[Items listed in a dataset]
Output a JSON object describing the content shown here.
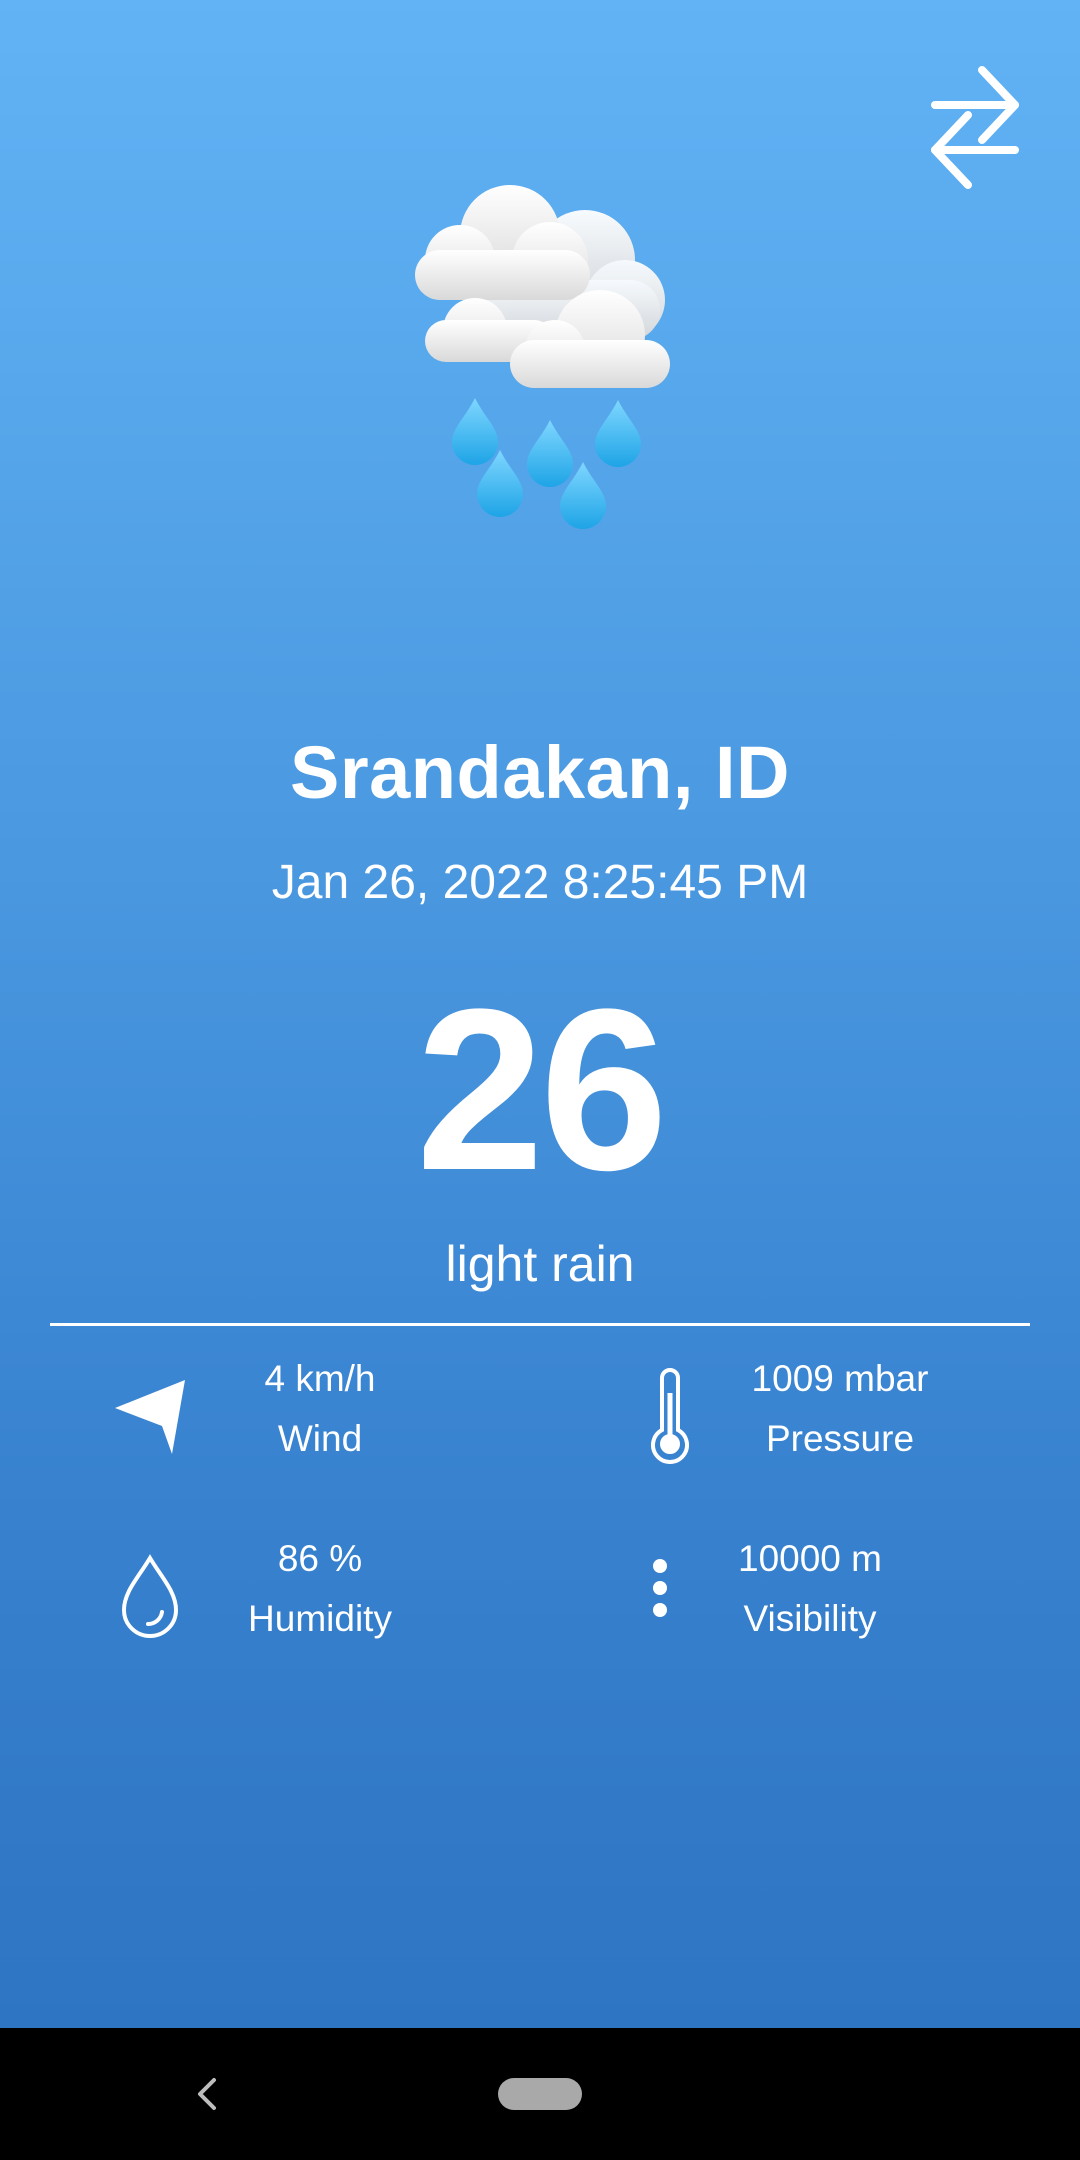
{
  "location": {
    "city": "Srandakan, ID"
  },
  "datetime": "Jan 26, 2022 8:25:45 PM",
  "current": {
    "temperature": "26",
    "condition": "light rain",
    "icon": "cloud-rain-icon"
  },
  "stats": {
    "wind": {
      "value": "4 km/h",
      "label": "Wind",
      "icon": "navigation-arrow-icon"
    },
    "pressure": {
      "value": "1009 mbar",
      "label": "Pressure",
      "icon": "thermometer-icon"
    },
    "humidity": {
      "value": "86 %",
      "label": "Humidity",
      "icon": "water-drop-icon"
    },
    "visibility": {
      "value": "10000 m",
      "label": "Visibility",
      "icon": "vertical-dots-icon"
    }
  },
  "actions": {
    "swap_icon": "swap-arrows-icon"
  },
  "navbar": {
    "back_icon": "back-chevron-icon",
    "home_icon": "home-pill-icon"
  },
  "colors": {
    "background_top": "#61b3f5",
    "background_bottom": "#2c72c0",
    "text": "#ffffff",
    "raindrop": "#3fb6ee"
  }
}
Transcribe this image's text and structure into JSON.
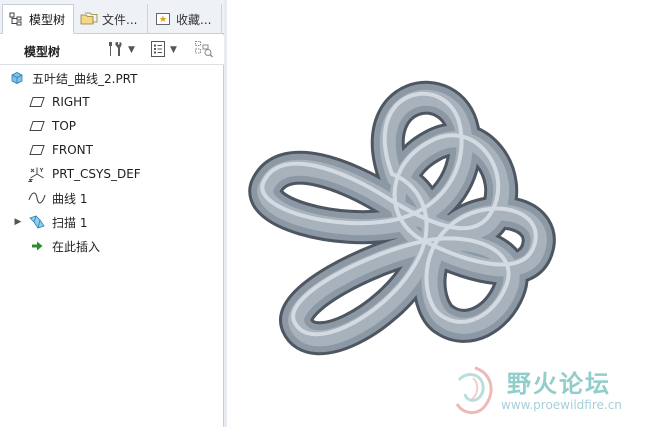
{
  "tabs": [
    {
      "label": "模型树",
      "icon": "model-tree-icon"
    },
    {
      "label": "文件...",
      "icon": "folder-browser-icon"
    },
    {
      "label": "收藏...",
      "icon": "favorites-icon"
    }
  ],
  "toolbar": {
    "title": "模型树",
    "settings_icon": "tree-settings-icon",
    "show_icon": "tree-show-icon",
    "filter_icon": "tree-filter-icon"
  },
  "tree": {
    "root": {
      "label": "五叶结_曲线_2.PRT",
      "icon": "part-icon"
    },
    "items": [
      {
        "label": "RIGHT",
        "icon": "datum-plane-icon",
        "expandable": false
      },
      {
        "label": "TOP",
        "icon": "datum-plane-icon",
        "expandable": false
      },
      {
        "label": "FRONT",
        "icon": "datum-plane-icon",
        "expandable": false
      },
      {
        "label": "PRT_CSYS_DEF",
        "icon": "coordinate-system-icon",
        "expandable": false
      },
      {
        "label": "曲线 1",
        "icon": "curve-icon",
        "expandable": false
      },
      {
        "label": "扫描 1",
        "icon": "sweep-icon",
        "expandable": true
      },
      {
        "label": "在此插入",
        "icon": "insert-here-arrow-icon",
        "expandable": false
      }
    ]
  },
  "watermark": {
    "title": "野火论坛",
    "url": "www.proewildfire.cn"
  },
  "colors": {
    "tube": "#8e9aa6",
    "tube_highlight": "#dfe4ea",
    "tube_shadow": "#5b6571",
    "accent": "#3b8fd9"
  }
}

**What is asked**
Copy out all of the material exactly as written, without its pictures.

**Output of the exercise**
Output a JSON object describing the content shown here.
{
  "location": {
    "city": "Srandakan, ID"
  },
  "datetime": "Jan 26, 2022 8:25:45 PM",
  "current": {
    "temperature": "26",
    "condition": "light rain",
    "icon": "cloud-rain-icon"
  },
  "stats": {
    "wind": {
      "value": "4 km/h",
      "label": "Wind",
      "icon": "navigation-arrow-icon"
    },
    "pressure": {
      "value": "1009 mbar",
      "label": "Pressure",
      "icon": "thermometer-icon"
    },
    "humidity": {
      "value": "86 %",
      "label": "Humidity",
      "icon": "water-drop-icon"
    },
    "visibility": {
      "value": "10000 m",
      "label": "Visibility",
      "icon": "vertical-dots-icon"
    }
  },
  "actions": {
    "swap_icon": "swap-arrows-icon"
  },
  "navbar": {
    "back_icon": "back-chevron-icon",
    "home_icon": "home-pill-icon"
  },
  "colors": {
    "background_top": "#61b3f5",
    "background_bottom": "#2c72c0",
    "text": "#ffffff",
    "raindrop": "#3fb6ee"
  }
}
Transcribe this image's text and structure into JSON.
{
  "tabs": [
    {
      "label": "模型树",
      "icon": "model-tree-icon"
    },
    {
      "label": "文件...",
      "icon": "folder-browser-icon"
    },
    {
      "label": "收藏...",
      "icon": "favorites-icon"
    }
  ],
  "toolbar": {
    "title": "模型树",
    "settings_icon": "tree-settings-icon",
    "show_icon": "tree-show-icon",
    "filter_icon": "tree-filter-icon"
  },
  "tree": {
    "root": {
      "label": "五叶结_曲线_2.PRT",
      "icon": "part-icon"
    },
    "items": [
      {
        "label": "RIGHT",
        "icon": "datum-plane-icon",
        "expandable": false
      },
      {
        "label": "TOP",
        "icon": "datum-plane-icon",
        "expandable": false
      },
      {
        "label": "FRONT",
        "icon": "datum-plane-icon",
        "expandable": false
      },
      {
        "label": "PRT_CSYS_DEF",
        "icon": "coordinate-system-icon",
        "expandable": false
      },
      {
        "label": "曲线 1",
        "icon": "curve-icon",
        "expandable": false
      },
      {
        "label": "扫描 1",
        "icon": "sweep-icon",
        "expandable": true
      },
      {
        "label": "在此插入",
        "icon": "insert-here-arrow-icon",
        "expandable": false
      }
    ]
  },
  "watermark": {
    "title": "野火论坛",
    "url": "www.proewildfire.cn"
  },
  "colors": {
    "tube": "#8e9aa6",
    "tube_highlight": "#dfe4ea",
    "tube_shadow": "#5b6571",
    "accent": "#3b8fd9"
  }
}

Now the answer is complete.